— WRITTEN EXERCISE —
State how many lines in the listing below include the word "Book". Give nothing but the number.

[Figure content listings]
····················
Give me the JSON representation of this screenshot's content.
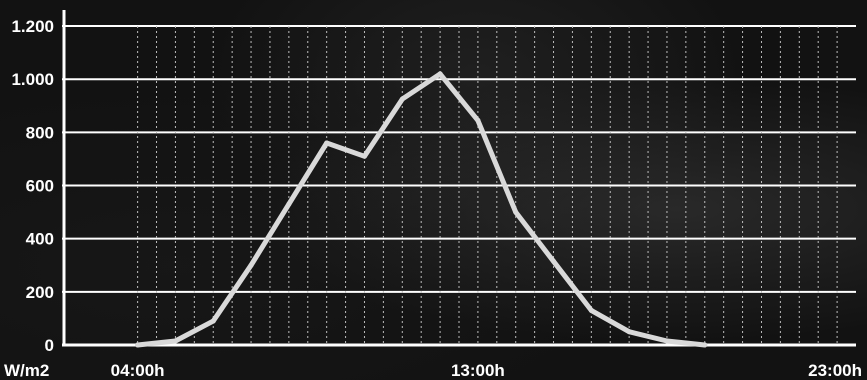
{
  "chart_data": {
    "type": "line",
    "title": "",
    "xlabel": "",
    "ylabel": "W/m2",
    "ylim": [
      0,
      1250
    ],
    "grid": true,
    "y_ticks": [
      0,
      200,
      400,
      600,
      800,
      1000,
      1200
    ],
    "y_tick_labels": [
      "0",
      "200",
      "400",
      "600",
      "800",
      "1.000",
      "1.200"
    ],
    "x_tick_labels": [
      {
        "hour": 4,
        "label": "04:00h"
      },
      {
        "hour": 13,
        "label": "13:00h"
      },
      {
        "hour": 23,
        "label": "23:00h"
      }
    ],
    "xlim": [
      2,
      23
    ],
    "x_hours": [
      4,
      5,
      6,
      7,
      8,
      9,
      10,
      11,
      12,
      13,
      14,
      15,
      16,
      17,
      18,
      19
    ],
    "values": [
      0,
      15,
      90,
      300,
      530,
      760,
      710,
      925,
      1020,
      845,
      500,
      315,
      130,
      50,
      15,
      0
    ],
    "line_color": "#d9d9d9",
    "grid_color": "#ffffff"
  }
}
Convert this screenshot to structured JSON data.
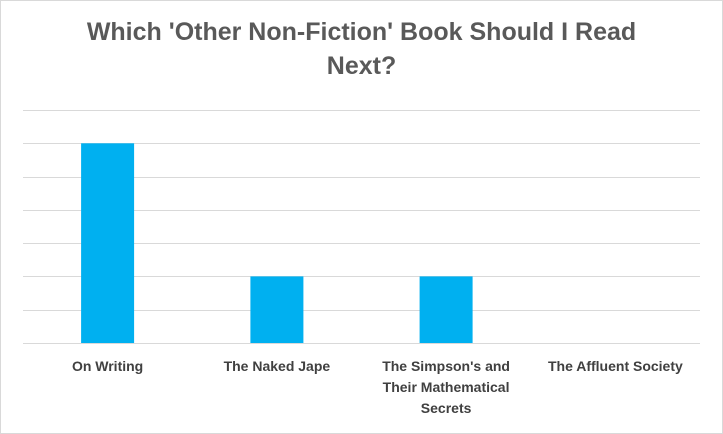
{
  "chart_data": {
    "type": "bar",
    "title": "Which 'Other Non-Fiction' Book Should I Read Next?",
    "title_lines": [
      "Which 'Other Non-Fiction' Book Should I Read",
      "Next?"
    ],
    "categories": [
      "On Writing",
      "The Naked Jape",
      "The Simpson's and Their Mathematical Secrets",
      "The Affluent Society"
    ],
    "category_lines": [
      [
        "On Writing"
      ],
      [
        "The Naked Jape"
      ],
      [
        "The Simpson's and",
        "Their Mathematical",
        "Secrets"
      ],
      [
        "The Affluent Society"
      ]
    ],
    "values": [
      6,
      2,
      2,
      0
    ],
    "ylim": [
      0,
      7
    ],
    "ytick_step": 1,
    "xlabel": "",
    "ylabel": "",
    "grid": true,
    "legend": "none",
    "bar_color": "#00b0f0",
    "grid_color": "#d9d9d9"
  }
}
····················
— WRITTEN SOLUTION —
2